PROBLEM REQUIREMENTS → Each entry in the listing below should be restated word for word.

A block of data:
☆ ☆ ☆ ☆ ☆

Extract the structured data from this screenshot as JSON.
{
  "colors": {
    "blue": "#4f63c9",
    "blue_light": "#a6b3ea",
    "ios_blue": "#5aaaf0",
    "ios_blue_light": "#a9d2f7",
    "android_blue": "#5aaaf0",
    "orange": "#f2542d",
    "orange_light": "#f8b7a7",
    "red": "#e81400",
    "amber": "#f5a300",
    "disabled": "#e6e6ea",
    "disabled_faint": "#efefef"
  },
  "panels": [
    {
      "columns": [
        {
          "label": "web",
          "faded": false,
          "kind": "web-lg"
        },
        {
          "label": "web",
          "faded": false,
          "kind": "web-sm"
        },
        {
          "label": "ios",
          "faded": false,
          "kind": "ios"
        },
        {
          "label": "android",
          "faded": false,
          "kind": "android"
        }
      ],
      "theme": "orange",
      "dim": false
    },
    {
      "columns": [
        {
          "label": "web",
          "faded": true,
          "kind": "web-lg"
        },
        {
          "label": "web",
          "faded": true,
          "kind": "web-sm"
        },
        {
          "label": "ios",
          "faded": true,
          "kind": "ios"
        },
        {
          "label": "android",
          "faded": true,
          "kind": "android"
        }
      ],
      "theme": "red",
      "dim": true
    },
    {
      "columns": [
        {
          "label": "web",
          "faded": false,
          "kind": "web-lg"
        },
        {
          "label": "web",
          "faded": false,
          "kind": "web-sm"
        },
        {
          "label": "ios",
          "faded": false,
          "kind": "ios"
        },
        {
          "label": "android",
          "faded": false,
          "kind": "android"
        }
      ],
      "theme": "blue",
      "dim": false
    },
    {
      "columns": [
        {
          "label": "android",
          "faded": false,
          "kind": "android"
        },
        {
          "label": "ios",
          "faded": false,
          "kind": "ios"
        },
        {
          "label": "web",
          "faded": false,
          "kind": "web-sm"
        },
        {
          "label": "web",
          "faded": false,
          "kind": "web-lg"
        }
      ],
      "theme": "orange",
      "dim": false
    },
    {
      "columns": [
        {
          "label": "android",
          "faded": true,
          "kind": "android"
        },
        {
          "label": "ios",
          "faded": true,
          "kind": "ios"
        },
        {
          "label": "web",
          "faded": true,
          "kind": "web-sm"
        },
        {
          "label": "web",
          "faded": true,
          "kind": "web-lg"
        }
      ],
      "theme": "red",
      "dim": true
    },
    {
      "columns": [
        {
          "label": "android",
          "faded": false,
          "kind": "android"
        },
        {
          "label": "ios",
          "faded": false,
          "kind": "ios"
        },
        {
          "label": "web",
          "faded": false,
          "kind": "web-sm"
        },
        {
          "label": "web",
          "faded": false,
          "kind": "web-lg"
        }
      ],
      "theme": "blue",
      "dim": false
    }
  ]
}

☆ ☆ ☆ ☆ ☆

RESPONSE →
Extract the structured data from this screenshot as JSON.
{
  "colors": {
    "blue": "#4f63c9",
    "blue_light": "#a6b3ea",
    "ios_blue": "#5aaaf0",
    "ios_blue_light": "#a9d2f7",
    "android_blue": "#5aaaf0",
    "orange": "#f2542d",
    "orange_light": "#f8b7a7",
    "red": "#e81400",
    "amber": "#f5a300",
    "disabled": "#e6e6ea",
    "disabled_faint": "#efefef"
  },
  "panels": [
    {
      "columns": [
        {
          "label": "web",
          "faded": false,
          "kind": "web-lg"
        },
        {
          "label": "web",
          "faded": false,
          "kind": "web-sm"
        },
        {
          "label": "ios",
          "faded": false,
          "kind": "ios"
        },
        {
          "label": "android",
          "faded": false,
          "kind": "android"
        }
      ],
      "theme": "orange",
      "dim": false
    },
    {
      "columns": [
        {
          "label": "web",
          "faded": true,
          "kind": "web-lg"
        },
        {
          "label": "web",
          "faded": true,
          "kind": "web-sm"
        },
        {
          "label": "ios",
          "faded": true,
          "kind": "ios"
        },
        {
          "label": "android",
          "faded": true,
          "kind": "android"
        }
      ],
      "theme": "red",
      "dim": true
    },
    {
      "columns": [
        {
          "label": "web",
          "faded": false,
          "kind": "web-lg"
        },
        {
          "label": "web",
          "faded": false,
          "kind": "web-sm"
        },
        {
          "label": "ios",
          "faded": false,
          "kind": "ios"
        },
        {
          "label": "android",
          "faded": false,
          "kind": "android"
        }
      ],
      "theme": "blue",
      "dim": false
    },
    {
      "columns": [
        {
          "label": "android",
          "faded": false,
          "kind": "android"
        },
        {
          "label": "ios",
          "faded": false,
          "kind": "ios"
        },
        {
          "label": "web",
          "faded": false,
          "kind": "web-sm"
        },
        {
          "label": "web",
          "faded": false,
          "kind": "web-lg"
        }
      ],
      "theme": "orange",
      "dim": false
    },
    {
      "columns": [
        {
          "label": "android",
          "faded": true,
          "kind": "android"
        },
        {
          "label": "ios",
          "faded": true,
          "kind": "ios"
        },
        {
          "label": "web",
          "faded": true,
          "kind": "web-sm"
        },
        {
          "label": "web",
          "faded": true,
          "kind": "web-lg"
        }
      ],
      "theme": "red",
      "dim": true
    },
    {
      "columns": [
        {
          "label": "android",
          "faded": false,
          "kind": "android"
        },
        {
          "label": "ios",
          "faded": false,
          "kind": "ios"
        },
        {
          "label": "web",
          "faded": false,
          "kind": "web-sm"
        },
        {
          "label": "web",
          "faded": false,
          "kind": "web-lg"
        }
      ],
      "theme": "blue",
      "dim": false
    }
  ]
}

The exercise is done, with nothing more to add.